请把下面的记录完整重写一遍，将其中每一处“row-header”都替换为“row-heading”，其他内容保持不变。

○ ○ ○ ○ ○ ○ ○

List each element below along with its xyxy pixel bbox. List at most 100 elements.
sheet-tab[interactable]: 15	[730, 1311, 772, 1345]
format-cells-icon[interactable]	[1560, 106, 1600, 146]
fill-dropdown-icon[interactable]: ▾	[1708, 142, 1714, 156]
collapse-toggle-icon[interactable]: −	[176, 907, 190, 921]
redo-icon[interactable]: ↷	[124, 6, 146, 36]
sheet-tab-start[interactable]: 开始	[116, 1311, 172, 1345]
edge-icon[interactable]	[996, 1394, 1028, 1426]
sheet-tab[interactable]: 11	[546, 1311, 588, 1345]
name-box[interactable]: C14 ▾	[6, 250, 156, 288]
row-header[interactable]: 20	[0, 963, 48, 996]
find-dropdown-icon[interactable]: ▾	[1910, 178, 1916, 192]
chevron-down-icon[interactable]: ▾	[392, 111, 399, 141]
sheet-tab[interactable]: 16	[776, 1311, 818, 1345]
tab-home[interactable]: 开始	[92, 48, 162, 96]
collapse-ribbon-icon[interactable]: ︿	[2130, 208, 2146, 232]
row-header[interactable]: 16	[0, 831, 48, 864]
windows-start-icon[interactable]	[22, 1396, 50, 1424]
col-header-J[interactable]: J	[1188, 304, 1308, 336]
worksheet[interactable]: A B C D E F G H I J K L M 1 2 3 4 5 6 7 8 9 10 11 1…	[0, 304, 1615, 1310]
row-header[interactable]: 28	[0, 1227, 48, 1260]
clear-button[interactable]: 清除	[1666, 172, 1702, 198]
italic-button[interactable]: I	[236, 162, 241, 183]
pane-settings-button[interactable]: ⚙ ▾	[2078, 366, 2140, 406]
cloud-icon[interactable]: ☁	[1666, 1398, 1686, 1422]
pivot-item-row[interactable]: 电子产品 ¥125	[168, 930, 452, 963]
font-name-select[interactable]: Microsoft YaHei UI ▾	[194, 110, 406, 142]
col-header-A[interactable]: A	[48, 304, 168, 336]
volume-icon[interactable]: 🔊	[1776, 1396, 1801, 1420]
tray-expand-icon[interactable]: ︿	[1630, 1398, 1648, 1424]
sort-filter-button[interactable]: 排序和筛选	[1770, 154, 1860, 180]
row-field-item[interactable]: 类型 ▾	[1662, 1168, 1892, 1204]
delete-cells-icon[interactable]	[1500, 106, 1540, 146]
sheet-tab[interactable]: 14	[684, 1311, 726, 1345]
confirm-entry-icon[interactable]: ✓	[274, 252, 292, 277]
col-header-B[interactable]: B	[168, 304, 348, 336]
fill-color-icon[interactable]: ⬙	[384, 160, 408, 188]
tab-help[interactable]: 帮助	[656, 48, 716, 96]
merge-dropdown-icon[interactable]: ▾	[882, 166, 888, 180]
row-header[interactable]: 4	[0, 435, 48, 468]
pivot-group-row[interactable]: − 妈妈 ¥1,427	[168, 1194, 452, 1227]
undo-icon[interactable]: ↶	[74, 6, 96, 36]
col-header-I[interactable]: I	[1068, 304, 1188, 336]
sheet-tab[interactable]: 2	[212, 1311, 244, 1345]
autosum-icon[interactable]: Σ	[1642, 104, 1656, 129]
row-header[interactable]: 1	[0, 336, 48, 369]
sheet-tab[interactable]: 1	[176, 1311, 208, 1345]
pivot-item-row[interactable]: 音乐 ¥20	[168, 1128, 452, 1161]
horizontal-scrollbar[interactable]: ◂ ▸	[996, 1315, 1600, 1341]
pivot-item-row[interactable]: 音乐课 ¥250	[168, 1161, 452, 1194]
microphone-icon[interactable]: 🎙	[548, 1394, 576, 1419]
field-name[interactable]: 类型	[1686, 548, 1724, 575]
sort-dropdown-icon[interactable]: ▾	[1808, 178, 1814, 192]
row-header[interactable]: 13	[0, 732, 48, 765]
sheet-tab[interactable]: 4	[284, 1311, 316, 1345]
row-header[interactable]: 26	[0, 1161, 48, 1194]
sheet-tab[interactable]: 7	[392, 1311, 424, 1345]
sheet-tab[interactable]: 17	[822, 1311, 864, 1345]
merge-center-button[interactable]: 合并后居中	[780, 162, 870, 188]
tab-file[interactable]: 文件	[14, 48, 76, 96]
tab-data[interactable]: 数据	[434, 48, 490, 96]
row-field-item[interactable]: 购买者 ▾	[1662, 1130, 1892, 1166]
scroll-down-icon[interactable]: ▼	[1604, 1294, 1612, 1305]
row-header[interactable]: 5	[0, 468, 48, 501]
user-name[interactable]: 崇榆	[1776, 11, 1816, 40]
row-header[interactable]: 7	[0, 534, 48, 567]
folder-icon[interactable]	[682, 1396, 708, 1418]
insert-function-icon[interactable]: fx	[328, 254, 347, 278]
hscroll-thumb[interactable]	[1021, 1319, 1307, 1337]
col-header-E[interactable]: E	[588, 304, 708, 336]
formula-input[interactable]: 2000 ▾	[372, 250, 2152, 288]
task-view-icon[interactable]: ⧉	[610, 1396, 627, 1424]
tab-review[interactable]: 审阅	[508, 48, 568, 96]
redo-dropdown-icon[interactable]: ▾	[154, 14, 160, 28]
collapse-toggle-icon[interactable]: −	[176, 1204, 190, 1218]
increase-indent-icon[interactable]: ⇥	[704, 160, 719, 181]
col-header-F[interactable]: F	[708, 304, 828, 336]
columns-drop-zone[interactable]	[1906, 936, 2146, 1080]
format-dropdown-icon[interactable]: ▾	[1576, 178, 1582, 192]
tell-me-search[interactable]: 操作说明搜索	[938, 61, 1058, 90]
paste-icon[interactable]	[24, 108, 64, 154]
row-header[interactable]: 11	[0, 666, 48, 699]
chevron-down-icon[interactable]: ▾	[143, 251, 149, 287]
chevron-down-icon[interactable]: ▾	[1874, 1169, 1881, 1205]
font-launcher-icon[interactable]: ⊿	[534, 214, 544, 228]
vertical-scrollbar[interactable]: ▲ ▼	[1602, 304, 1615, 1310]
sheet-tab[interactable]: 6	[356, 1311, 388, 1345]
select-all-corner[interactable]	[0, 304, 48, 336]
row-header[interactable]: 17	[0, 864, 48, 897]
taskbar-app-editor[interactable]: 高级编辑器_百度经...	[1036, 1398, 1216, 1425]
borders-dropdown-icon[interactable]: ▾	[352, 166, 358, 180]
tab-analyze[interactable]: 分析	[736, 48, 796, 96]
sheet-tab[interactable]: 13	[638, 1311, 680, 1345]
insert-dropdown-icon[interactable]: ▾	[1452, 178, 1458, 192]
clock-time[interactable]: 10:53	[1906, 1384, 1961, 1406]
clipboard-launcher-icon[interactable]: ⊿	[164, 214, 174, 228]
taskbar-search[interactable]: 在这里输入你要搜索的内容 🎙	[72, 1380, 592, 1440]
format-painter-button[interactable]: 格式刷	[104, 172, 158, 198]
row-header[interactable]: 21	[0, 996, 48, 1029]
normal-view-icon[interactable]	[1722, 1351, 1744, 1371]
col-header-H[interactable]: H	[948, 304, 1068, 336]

○ ○ ○ ○ ○ ○ ○

▸ **回复**
List each element below along with its xyxy pixel bbox. List at most 100 elements.
sheet-tab[interactable]: 15	[730, 1311, 772, 1345]
format-cells-icon[interactable]	[1560, 106, 1600, 146]
fill-dropdown-icon[interactable]: ▾	[1708, 142, 1714, 156]
collapse-toggle-icon[interactable]: −	[176, 907, 190, 921]
redo-icon[interactable]: ↷	[124, 6, 146, 36]
sheet-tab-start[interactable]: 开始	[116, 1311, 172, 1345]
edge-icon[interactable]	[996, 1394, 1028, 1426]
sheet-tab[interactable]: 11	[546, 1311, 588, 1345]
name-box[interactable]: C14 ▾	[6, 250, 156, 288]
row-heading[interactable]: 20	[0, 963, 48, 996]
find-dropdown-icon[interactable]: ▾	[1910, 178, 1916, 192]
chevron-down-icon[interactable]: ▾	[392, 111, 399, 141]
sheet-tab[interactable]: 16	[776, 1311, 818, 1345]
tab-home[interactable]: 开始	[92, 48, 162, 96]
collapse-ribbon-icon[interactable]: ︿	[2130, 208, 2146, 232]
row-heading[interactable]: 16	[0, 831, 48, 864]
windows-start-icon[interactable]	[22, 1396, 50, 1424]
col-header-J[interactable]: J	[1188, 304, 1308, 336]
worksheet[interactable]: A B C D E F G H I J K L M 1 2 3 4 5 6 7 8 9 10 11 1…	[0, 304, 1615, 1310]
row-heading[interactable]: 28	[0, 1227, 48, 1260]
clear-button[interactable]: 清除	[1666, 172, 1702, 198]
italic-button[interactable]: I	[236, 162, 241, 183]
pane-settings-button[interactable]: ⚙ ▾	[2078, 366, 2140, 406]
cloud-icon[interactable]: ☁	[1666, 1398, 1686, 1422]
pivot-item-row[interactable]: 电子产品 ¥125	[168, 930, 452, 963]
font-name-select[interactable]: Microsoft YaHei UI ▾	[194, 110, 406, 142]
col-header-A[interactable]: A	[48, 304, 168, 336]
volume-icon[interactable]: 🔊	[1776, 1396, 1801, 1420]
tray-expand-icon[interactable]: ︿	[1630, 1398, 1648, 1424]
sort-filter-button[interactable]: 排序和筛选	[1770, 154, 1860, 180]
row-field-item[interactable]: 类型 ▾	[1662, 1168, 1892, 1204]
delete-cells-icon[interactable]	[1500, 106, 1540, 146]
sheet-tab[interactable]: 14	[684, 1311, 726, 1345]
confirm-entry-icon[interactable]: ✓	[274, 252, 292, 277]
col-header-B[interactable]: B	[168, 304, 348, 336]
fill-color-icon[interactable]: ⬙	[384, 160, 408, 188]
tab-help[interactable]: 帮助	[656, 48, 716, 96]
merge-dropdown-icon[interactable]: ▾	[882, 166, 888, 180]
row-heading[interactable]: 4	[0, 435, 48, 468]
pivot-group-row[interactable]: − 妈妈 ¥1,427	[168, 1194, 452, 1227]
undo-icon[interactable]: ↶	[74, 6, 96, 36]
col-header-I[interactable]: I	[1068, 304, 1188, 336]
sheet-tab[interactable]: 2	[212, 1311, 244, 1345]
autosum-icon[interactable]: Σ	[1642, 104, 1656, 129]
row-heading[interactable]: 1	[0, 336, 48, 369]
sheet-tab[interactable]: 1	[176, 1311, 208, 1345]
pivot-item-row[interactable]: 音乐 ¥20	[168, 1128, 452, 1161]
horizontal-scrollbar[interactable]: ◂ ▸	[996, 1315, 1600, 1341]
pivot-item-row[interactable]: 音乐课 ¥250	[168, 1161, 452, 1194]
microphone-icon[interactable]: 🎙	[548, 1394, 576, 1419]
field-name[interactable]: 类型	[1686, 548, 1724, 575]
sort-dropdown-icon[interactable]: ▾	[1808, 178, 1814, 192]
row-heading[interactable]: 13	[0, 732, 48, 765]
sheet-tab[interactable]: 4	[284, 1311, 316, 1345]
row-heading[interactable]: 26	[0, 1161, 48, 1194]
sheet-tab[interactable]: 7	[392, 1311, 424, 1345]
sheet-tab[interactable]: 17	[822, 1311, 864, 1345]
merge-center-button[interactable]: 合并后居中	[780, 162, 870, 188]
tab-file[interactable]: 文件	[14, 48, 76, 96]
tab-data[interactable]: 数据	[434, 48, 490, 96]
row-field-item[interactable]: 购买者 ▾	[1662, 1130, 1892, 1166]
scroll-down-icon[interactable]: ▼	[1604, 1294, 1612, 1305]
row-heading[interactable]: 5	[0, 468, 48, 501]
user-name[interactable]: 崇榆	[1776, 11, 1816, 40]
row-heading[interactable]: 7	[0, 534, 48, 567]
folder-icon[interactable]	[682, 1396, 708, 1418]
insert-function-icon[interactable]: fx	[328, 254, 347, 278]
hscroll-thumb[interactable]	[1021, 1319, 1307, 1337]
col-header-E[interactable]: E	[588, 304, 708, 336]
formula-input[interactable]: 2000 ▾	[372, 250, 2152, 288]
task-view-icon[interactable]: ⧉	[610, 1396, 627, 1424]
tab-review[interactable]: 审阅	[508, 48, 568, 96]
redo-dropdown-icon[interactable]: ▾	[154, 14, 160, 28]
collapse-toggle-icon[interactable]: −	[176, 1204, 190, 1218]
increase-indent-icon[interactable]: ⇥	[704, 160, 719, 181]
col-header-F[interactable]: F	[708, 304, 828, 336]
columns-drop-zone[interactable]	[1906, 936, 2146, 1080]
format-dropdown-icon[interactable]: ▾	[1576, 178, 1582, 192]
tell-me-search[interactable]: 操作说明搜索	[938, 61, 1058, 90]
paste-icon[interactable]	[24, 108, 64, 154]
row-heading[interactable]: 11	[0, 666, 48, 699]
chevron-down-icon[interactable]: ▾	[143, 251, 149, 287]
chevron-down-icon[interactable]: ▾	[1874, 1169, 1881, 1205]
font-launcher-icon[interactable]: ⊿	[534, 214, 544, 228]
vertical-scrollbar[interactable]: ▲ ▼	[1602, 304, 1615, 1310]
sheet-tab[interactable]: 6	[356, 1311, 388, 1345]
select-all-corner[interactable]	[0, 304, 48, 336]
row-heading[interactable]: 17	[0, 864, 48, 897]
taskbar-app-editor[interactable]: 高级编辑器_百度经...	[1036, 1398, 1216, 1425]
borders-dropdown-icon[interactable]: ▾	[352, 166, 358, 180]
tab-analyze[interactable]: 分析	[736, 48, 796, 96]
sheet-tab[interactable]: 13	[638, 1311, 680, 1345]
insert-dropdown-icon[interactable]: ▾	[1452, 178, 1458, 192]
clock-time[interactable]: 10:53	[1906, 1384, 1961, 1406]
clipboard-launcher-icon[interactable]: ⊿	[164, 214, 174, 228]
taskbar-search[interactable]: 在这里输入你要搜索的内容 🎙	[72, 1380, 592, 1440]
format-painter-button[interactable]: 格式刷	[104, 172, 158, 198]
row-heading[interactable]: 21	[0, 996, 48, 1029]
normal-view-icon[interactable]	[1722, 1351, 1744, 1371]
col-header-H[interactable]: H	[948, 304, 1068, 336]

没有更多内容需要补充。